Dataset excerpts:
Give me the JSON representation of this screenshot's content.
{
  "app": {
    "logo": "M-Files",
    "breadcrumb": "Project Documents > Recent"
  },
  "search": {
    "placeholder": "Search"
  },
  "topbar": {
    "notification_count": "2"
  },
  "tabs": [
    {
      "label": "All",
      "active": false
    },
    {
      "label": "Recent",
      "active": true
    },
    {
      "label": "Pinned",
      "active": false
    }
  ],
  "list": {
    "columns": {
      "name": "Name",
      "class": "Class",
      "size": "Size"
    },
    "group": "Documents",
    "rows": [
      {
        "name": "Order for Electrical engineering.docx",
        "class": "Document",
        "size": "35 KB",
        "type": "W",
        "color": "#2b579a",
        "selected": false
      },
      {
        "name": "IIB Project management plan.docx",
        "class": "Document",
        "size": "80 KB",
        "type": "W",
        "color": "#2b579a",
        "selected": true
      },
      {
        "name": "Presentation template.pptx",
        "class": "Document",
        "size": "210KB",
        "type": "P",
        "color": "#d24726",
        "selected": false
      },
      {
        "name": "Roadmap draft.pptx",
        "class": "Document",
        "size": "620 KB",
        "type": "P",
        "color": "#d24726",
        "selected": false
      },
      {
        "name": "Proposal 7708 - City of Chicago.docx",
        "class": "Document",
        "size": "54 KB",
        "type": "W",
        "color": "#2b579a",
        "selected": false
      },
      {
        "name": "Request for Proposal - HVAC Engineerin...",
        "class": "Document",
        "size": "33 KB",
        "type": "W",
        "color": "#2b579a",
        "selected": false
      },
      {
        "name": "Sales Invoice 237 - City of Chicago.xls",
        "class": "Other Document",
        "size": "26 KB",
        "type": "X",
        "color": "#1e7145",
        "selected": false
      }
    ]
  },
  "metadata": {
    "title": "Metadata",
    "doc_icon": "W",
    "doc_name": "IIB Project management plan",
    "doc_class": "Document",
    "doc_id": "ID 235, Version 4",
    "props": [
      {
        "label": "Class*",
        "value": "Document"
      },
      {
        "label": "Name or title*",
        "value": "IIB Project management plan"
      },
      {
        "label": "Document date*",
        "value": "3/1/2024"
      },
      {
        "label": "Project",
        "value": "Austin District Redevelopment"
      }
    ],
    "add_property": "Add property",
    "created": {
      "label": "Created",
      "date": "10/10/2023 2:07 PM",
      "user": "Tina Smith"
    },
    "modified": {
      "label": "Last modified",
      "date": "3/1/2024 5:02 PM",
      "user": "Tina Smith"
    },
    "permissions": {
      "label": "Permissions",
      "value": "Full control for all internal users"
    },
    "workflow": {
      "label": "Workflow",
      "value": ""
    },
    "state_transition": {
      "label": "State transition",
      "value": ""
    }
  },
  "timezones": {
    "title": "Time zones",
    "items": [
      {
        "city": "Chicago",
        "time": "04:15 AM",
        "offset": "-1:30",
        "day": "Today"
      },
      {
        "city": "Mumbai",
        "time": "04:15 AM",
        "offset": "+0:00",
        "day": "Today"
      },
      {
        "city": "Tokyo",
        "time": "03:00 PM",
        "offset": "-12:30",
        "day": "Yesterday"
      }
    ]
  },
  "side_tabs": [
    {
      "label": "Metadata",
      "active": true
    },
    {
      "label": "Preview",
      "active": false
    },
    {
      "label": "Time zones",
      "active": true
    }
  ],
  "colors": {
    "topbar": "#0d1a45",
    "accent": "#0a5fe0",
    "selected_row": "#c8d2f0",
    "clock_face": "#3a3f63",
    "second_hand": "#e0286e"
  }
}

### AIM
Copy out each line exactly.

### EXPECTED OUTPUT
Give me the JSON representation of this screenshot's content.
{
  "app": {
    "logo": "M-Files",
    "breadcrumb": "Project Documents > Recent"
  },
  "search": {
    "placeholder": "Search"
  },
  "topbar": {
    "notification_count": "2"
  },
  "tabs": [
    {
      "label": "All",
      "active": false
    },
    {
      "label": "Recent",
      "active": true
    },
    {
      "label": "Pinned",
      "active": false
    }
  ],
  "list": {
    "columns": {
      "name": "Name",
      "class": "Class",
      "size": "Size"
    },
    "group": "Documents",
    "rows": [
      {
        "name": "Order for Electrical engineering.docx",
        "class": "Document",
        "size": "35 KB",
        "type": "W",
        "color": "#2b579a",
        "selected": false
      },
      {
        "name": "IIB Project management plan.docx",
        "class": "Document",
        "size": "80 KB",
        "type": "W",
        "color": "#2b579a",
        "selected": true
      },
      {
        "name": "Presentation template.pptx",
        "class": "Document",
        "size": "210KB",
        "type": "P",
        "color": "#d24726",
        "selected": false
      },
      {
        "name": "Roadmap draft.pptx",
        "class": "Document",
        "size": "620 KB",
        "type": "P",
        "color": "#d24726",
        "selected": false
      },
      {
        "name": "Proposal 7708 - City of Chicago.docx",
        "class": "Document",
        "size": "54 KB",
        "type": "W",
        "color": "#2b579a",
        "selected": false
      },
      {
        "name": "Request for Proposal - HVAC Engineerin...",
        "class": "Document",
        "size": "33 KB",
        "type": "W",
        "color": "#2b579a",
        "selected": false
      },
      {
        "name": "Sales Invoice 237 - City of Chicago.xls",
        "class": "Other Document",
        "size": "26 KB",
        "type": "X",
        "color": "#1e7145",
        "selected": false
      }
    ]
  },
  "metadata": {
    "title": "Metadata",
    "doc_icon": "W",
    "doc_name": "IIB Project management plan",
    "doc_class": "Document",
    "doc_id": "ID 235, Version 4",
    "props": [
      {
        "label": "Class*",
        "value": "Document"
      },
      {
        "label": "Name or title*",
        "value": "IIB Project management plan"
      },
      {
        "label": "Document date*",
        "value": "3/1/2024"
      },
      {
        "label": "Project",
        "value": "Austin District Redevelopment"
      }
    ],
    "add_property": "Add property",
    "created": {
      "label": "Created",
      "date": "10/10/2023 2:07 PM",
      "user": "Tina Smith"
    },
    "modified": {
      "label": "Last modified",
      "date": "3/1/2024 5:02 PM",
      "user": "Tina Smith"
    },
    "permissions": {
      "label": "Permissions",
      "value": "Full control for all internal users"
    },
    "workflow": {
      "label": "Workflow",
      "value": ""
    },
    "state_transition": {
      "label": "State transition",
      "value": ""
    }
  },
  "timezones": {
    "title": "Time zones",
    "items": [
      {
        "city": "Chicago",
        "time": "04:15 AM",
        "offset": "-1:30",
        "day": "Today"
      },
      {
        "city": "Mumbai",
        "time": "04:15 AM",
        "offset": "+0:00",
        "day": "Today"
      },
      {
        "city": "Tokyo",
        "time": "03:00 PM",
        "offset": "-12:30",
        "day": "Yesterday"
      }
    ]
  },
  "side_tabs": [
    {
      "label": "Metadata",
      "active": true
    },
    {
      "label": "Preview",
      "active": false
    },
    {
      "label": "Time zones",
      "active": true
    }
  ],
  "colors": {
    "topbar": "#0d1a45",
    "accent": "#0a5fe0",
    "selected_row": "#c8d2f0",
    "clock_face": "#3a3f63",
    "second_hand": "#e0286e"
  }
}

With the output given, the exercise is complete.